(Items from a data source)
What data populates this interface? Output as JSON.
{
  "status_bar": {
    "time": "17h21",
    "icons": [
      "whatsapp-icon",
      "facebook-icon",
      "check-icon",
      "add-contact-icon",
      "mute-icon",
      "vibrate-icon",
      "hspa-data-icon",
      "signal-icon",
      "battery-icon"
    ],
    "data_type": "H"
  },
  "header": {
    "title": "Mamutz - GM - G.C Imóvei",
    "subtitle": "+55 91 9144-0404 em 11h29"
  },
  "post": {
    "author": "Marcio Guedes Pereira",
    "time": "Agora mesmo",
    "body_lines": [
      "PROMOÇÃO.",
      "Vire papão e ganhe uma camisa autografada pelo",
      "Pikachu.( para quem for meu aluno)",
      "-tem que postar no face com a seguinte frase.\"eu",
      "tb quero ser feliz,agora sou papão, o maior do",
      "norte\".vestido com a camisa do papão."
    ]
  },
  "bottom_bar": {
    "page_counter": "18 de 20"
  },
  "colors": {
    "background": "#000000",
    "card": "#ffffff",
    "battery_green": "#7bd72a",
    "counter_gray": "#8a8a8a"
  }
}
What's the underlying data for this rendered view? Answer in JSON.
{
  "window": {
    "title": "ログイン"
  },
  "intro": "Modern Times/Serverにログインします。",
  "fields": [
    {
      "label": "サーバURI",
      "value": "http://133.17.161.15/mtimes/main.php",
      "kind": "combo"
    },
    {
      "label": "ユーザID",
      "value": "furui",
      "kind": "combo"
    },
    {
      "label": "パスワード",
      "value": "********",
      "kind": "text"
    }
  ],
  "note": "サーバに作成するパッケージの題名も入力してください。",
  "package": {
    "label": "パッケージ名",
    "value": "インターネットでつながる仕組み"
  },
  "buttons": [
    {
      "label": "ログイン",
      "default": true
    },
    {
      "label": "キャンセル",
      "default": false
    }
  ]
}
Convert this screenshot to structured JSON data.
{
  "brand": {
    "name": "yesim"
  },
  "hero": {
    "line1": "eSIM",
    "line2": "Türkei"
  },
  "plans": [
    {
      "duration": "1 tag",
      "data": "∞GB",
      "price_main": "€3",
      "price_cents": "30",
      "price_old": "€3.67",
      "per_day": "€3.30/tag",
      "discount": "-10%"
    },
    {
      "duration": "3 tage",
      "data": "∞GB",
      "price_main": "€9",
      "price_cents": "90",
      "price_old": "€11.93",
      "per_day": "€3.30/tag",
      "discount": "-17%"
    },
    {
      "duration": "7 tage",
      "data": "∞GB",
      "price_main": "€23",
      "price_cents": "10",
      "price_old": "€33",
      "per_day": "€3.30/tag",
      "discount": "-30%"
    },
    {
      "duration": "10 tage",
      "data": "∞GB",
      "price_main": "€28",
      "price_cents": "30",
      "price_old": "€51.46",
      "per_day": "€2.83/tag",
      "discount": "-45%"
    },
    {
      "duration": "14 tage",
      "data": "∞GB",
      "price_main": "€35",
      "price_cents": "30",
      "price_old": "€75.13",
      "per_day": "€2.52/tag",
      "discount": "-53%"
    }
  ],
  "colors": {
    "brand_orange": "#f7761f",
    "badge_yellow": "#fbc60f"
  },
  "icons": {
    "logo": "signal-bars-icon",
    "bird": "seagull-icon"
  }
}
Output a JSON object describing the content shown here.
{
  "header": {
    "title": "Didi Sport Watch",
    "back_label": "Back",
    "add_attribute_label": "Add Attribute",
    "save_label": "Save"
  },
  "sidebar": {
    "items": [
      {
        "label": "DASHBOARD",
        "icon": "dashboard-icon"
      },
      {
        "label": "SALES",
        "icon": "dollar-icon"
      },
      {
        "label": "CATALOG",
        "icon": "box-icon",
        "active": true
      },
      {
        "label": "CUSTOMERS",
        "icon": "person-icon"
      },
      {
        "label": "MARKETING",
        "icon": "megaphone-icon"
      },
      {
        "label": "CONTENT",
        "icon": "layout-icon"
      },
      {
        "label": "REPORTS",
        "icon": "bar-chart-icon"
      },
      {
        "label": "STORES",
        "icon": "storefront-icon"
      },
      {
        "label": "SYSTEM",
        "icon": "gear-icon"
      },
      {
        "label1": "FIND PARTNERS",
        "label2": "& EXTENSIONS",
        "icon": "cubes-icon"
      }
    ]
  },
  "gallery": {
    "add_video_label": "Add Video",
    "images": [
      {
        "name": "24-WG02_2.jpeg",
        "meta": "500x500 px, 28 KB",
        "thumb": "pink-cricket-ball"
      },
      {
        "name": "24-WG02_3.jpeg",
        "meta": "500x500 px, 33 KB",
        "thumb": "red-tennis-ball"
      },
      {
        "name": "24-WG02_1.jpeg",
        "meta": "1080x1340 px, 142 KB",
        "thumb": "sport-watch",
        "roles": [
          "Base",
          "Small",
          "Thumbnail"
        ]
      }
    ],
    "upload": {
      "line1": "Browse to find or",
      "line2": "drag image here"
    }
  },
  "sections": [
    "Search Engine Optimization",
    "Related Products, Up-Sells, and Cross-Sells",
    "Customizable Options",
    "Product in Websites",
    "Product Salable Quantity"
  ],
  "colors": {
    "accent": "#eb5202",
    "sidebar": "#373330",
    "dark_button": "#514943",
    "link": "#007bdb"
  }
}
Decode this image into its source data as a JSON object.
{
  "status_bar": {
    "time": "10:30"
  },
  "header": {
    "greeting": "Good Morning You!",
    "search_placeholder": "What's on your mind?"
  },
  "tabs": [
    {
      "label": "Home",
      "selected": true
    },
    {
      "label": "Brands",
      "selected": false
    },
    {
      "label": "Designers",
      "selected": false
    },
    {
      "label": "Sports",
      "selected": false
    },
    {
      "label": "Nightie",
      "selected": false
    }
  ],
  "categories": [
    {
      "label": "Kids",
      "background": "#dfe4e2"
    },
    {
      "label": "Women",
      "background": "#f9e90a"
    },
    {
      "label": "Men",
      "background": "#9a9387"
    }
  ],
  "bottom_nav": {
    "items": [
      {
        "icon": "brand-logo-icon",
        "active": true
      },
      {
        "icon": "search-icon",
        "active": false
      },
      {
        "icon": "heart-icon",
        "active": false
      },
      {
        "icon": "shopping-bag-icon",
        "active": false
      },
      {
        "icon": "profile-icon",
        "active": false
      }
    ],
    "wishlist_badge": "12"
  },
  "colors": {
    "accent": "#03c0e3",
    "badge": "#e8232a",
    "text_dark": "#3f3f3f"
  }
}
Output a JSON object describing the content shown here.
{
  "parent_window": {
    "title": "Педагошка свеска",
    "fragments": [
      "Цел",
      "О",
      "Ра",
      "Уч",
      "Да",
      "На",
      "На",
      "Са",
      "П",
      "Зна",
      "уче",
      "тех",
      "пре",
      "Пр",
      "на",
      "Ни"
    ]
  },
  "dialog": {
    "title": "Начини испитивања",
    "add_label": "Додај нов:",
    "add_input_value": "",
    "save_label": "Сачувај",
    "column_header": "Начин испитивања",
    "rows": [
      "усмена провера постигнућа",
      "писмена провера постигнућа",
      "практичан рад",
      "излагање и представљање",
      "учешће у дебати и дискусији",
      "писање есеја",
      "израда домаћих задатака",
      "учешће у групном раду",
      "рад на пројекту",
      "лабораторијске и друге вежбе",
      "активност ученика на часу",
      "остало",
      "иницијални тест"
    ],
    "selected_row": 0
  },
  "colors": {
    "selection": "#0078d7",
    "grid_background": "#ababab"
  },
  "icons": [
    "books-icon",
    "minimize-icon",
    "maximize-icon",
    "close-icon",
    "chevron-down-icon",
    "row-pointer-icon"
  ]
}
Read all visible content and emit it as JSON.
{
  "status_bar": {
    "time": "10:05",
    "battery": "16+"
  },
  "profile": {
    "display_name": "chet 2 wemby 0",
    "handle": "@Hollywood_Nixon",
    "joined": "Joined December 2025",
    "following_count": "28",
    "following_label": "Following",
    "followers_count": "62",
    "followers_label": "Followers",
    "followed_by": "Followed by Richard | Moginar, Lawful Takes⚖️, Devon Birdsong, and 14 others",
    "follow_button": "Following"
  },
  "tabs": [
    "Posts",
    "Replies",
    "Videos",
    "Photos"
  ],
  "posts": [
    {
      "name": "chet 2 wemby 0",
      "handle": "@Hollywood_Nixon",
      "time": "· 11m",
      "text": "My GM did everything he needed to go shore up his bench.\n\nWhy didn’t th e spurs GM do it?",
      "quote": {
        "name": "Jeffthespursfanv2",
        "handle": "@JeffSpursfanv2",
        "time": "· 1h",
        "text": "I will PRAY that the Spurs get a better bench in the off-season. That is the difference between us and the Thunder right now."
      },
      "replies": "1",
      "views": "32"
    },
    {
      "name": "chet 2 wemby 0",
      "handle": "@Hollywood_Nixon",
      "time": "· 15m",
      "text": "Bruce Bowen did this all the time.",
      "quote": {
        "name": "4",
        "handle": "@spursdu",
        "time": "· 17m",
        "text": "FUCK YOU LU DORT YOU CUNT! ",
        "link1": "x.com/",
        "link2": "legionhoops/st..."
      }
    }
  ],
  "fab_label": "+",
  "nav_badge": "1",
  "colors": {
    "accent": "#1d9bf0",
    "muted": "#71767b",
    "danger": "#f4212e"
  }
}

What you will do: Lines holding the word "провера" in the entries above are the ones to pull out. Copy them all.

Solution for this task:
      "усмена провера постигнућа",
      "писмена провера постигнућа",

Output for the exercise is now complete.